→ **Data items**

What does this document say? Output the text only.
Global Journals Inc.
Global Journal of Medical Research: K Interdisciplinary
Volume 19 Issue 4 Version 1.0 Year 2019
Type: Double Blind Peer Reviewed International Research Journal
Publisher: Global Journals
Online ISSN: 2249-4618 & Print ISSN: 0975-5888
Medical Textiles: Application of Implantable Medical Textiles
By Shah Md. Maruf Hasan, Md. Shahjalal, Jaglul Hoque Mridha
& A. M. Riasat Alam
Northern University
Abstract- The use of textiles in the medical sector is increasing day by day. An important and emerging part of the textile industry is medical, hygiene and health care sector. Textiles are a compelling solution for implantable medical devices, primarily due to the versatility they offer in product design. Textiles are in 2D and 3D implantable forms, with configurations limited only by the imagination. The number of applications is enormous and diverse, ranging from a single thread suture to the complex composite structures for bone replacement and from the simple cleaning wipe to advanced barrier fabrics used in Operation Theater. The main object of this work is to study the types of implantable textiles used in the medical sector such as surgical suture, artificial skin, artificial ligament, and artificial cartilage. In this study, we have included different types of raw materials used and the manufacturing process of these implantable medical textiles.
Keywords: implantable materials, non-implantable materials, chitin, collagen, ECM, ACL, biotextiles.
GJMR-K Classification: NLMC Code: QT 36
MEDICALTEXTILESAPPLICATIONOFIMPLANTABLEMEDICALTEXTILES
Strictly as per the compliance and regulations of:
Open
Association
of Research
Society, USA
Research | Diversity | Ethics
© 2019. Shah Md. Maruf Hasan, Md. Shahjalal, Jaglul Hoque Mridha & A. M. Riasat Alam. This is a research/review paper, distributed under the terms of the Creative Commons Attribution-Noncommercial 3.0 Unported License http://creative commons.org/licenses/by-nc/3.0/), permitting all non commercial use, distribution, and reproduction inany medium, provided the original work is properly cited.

→ **Challenge**
Say how many lines in the records hold the string "Global", and say nothing else.

→ **Task response**
3